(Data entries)
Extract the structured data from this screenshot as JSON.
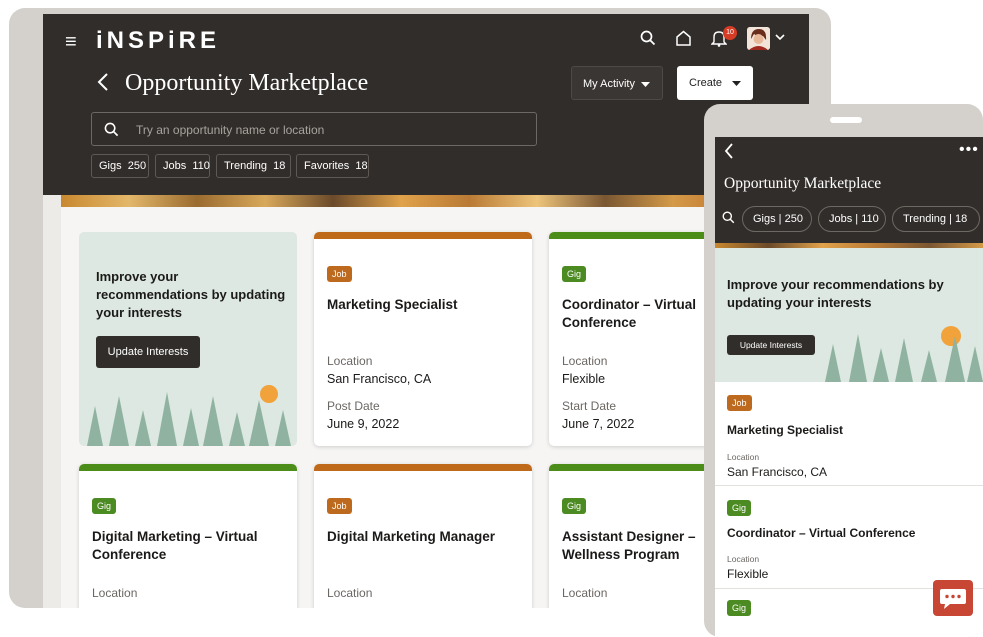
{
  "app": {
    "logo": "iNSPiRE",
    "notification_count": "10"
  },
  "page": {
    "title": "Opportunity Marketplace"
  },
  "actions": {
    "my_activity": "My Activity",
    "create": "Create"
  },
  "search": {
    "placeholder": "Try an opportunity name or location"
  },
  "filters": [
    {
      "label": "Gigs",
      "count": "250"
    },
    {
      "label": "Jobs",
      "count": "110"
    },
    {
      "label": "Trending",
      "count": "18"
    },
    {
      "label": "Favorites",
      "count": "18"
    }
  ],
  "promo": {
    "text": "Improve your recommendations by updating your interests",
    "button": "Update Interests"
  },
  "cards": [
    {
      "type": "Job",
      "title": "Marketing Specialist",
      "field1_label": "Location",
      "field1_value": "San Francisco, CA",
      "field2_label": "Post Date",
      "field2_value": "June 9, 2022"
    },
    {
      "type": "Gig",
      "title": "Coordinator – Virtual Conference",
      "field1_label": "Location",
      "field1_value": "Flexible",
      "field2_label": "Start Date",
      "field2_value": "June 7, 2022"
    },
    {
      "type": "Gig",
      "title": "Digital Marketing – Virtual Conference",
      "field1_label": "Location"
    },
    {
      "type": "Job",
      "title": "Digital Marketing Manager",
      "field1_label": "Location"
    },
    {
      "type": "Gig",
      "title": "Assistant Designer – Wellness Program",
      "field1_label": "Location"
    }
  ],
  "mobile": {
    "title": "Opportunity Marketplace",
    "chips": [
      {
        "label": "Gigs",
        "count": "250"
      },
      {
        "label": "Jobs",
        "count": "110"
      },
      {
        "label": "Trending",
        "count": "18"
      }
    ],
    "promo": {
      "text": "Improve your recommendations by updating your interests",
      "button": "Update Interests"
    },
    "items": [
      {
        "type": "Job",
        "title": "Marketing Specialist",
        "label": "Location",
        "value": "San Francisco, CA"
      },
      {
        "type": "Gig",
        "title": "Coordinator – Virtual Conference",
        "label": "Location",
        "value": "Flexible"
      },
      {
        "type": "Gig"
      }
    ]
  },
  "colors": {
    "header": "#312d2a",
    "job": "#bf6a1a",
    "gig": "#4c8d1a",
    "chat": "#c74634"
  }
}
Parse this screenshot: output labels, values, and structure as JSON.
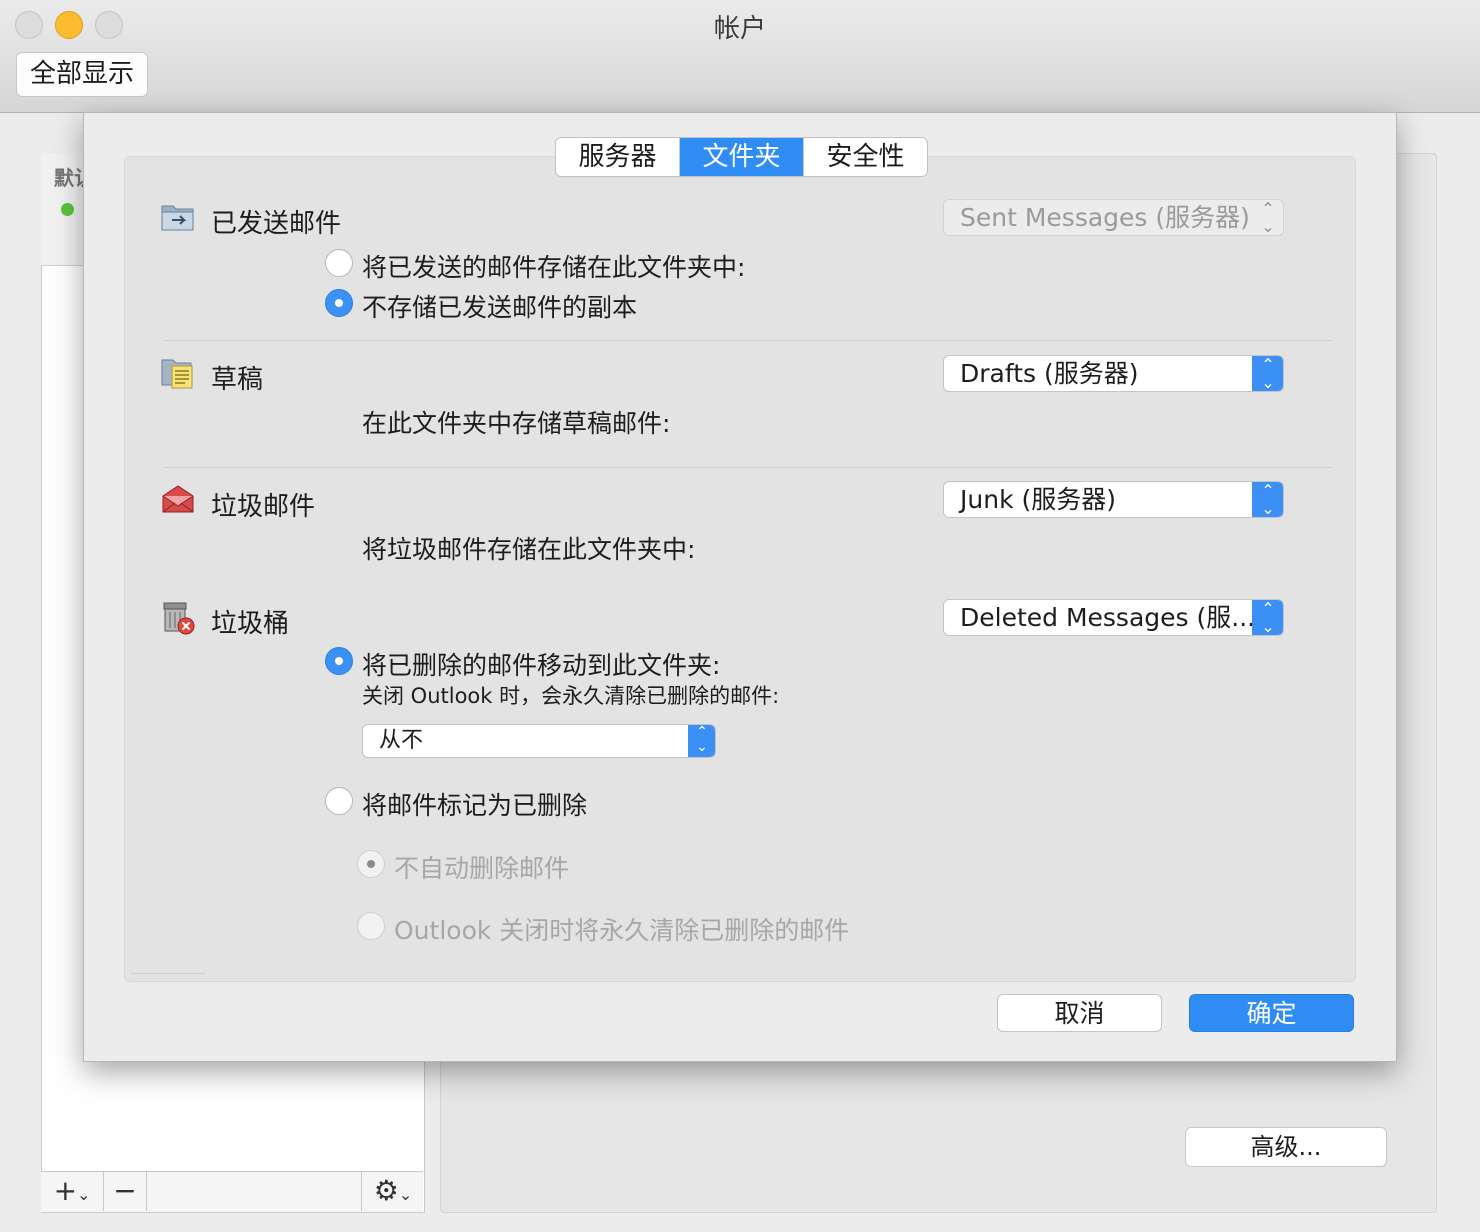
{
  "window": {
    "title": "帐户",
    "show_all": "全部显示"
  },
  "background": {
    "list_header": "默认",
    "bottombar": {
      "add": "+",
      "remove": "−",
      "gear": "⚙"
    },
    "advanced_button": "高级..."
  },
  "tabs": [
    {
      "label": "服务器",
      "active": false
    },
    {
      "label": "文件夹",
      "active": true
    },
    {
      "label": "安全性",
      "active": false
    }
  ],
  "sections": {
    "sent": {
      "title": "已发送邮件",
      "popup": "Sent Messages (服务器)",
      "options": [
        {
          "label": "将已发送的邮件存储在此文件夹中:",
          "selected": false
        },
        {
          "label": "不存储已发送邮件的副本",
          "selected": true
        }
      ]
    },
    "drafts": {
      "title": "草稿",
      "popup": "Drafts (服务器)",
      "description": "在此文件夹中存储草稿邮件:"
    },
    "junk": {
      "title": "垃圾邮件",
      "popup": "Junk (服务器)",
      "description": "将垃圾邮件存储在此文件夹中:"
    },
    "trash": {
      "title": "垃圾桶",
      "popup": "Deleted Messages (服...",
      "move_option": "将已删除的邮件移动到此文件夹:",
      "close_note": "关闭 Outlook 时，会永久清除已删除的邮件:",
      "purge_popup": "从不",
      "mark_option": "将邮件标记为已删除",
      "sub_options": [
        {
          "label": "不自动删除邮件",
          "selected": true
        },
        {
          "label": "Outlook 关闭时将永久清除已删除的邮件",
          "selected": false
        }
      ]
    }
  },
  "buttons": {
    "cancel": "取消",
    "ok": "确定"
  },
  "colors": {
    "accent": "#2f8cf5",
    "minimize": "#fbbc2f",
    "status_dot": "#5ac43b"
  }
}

● **Work to do**
Drop the pictures, then write out only the lines running from the one containing "Parse this screenshot: output" through the last line above, both included, exactly.

● **Output for this task**
Parse this screenshot: output labels, values, and structure as JSON.
{
  "window": {
    "title": "帐户",
    "show_all": "全部显示"
  },
  "background": {
    "list_header": "默认",
    "bottombar": {
      "add": "+",
      "remove": "−",
      "gear": "⚙"
    },
    "advanced_button": "高级..."
  },
  "tabs": [
    {
      "label": "服务器",
      "active": false
    },
    {
      "label": "文件夹",
      "active": true
    },
    {
      "label": "安全性",
      "active": false
    }
  ],
  "sections": {
    "sent": {
      "title": "已发送邮件",
      "popup": "Sent Messages (服务器)",
      "options": [
        {
          "label": "将已发送的邮件存储在此文件夹中:",
          "selected": false
        },
        {
          "label": "不存储已发送邮件的副本",
          "selected": true
        }
      ]
    },
    "drafts": {
      "title": "草稿",
      "popup": "Drafts (服务器)",
      "description": "在此文件夹中存储草稿邮件:"
    },
    "junk": {
      "title": "垃圾邮件",
      "popup": "Junk (服务器)",
      "description": "将垃圾邮件存储在此文件夹中:"
    },
    "trash": {
      "title": "垃圾桶",
      "popup": "Deleted Messages (服...",
      "move_option": "将已删除的邮件移动到此文件夹:",
      "close_note": "关闭 Outlook 时，会永久清除已删除的邮件:",
      "purge_popup": "从不",
      "mark_option": "将邮件标记为已删除",
      "sub_options": [
        {
          "label": "不自动删除邮件",
          "selected": true
        },
        {
          "label": "Outlook 关闭时将永久清除已删除的邮件",
          "selected": false
        }
      ]
    }
  },
  "buttons": {
    "cancel": "取消",
    "ok": "确定"
  },
  "colors": {
    "accent": "#2f8cf5",
    "minimize": "#fbbc2f",
    "status_dot": "#5ac43b"
  }
}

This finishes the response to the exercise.